**DATA IN THIS EXERCISE**
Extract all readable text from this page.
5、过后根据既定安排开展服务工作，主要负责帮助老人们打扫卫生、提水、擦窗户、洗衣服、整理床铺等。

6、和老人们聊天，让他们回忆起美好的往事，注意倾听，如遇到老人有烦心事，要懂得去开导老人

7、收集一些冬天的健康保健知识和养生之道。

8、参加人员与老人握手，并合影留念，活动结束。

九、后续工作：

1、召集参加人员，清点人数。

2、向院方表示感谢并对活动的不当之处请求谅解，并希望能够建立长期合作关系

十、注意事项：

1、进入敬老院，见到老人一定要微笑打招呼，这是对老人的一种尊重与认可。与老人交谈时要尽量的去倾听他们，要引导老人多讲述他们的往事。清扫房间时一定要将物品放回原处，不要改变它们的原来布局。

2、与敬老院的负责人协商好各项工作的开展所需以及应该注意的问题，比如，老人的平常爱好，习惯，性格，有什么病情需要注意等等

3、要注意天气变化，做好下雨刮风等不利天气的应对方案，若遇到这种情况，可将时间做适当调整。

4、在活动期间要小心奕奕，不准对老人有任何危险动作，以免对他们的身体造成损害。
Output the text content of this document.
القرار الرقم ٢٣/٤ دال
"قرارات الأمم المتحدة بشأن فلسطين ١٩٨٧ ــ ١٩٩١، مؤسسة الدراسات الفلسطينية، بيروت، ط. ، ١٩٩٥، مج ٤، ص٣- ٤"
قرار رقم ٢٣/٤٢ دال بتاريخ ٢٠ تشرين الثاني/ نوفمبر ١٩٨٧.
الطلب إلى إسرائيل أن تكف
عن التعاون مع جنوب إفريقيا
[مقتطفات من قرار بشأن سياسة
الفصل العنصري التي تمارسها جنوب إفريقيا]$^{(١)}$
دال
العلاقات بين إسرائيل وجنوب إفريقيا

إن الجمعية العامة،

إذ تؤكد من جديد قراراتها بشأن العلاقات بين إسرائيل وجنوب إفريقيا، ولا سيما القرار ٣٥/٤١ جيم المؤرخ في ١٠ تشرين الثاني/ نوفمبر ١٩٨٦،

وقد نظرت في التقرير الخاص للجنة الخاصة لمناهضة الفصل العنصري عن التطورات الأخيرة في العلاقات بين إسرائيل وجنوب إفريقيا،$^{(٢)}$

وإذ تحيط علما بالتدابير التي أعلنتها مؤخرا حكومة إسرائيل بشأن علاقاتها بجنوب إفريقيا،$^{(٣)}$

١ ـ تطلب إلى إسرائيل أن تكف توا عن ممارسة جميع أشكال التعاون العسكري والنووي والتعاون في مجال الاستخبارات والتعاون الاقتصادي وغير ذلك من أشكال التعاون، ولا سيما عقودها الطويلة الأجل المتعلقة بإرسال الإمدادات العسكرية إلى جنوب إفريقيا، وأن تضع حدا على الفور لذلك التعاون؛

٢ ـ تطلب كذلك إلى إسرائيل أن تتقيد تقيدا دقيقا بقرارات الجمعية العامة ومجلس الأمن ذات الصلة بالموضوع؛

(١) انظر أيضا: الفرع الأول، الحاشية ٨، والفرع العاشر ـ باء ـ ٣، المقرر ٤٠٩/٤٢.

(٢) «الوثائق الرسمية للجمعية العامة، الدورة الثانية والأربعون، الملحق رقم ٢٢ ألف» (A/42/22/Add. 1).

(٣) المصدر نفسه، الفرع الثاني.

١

**TASK BRIEF**
Go through the records and show every line with the string "الجمعية" in it.

**IN RESPONSE**
إن الجمعية العامة،
٢ ـ تطلب كذلك إلى إسرائيل أن تتقيد تقيدا دقيقا بقرارات الجمعية العامة ومجلس الأمن ذات الصلة بالموضوع؛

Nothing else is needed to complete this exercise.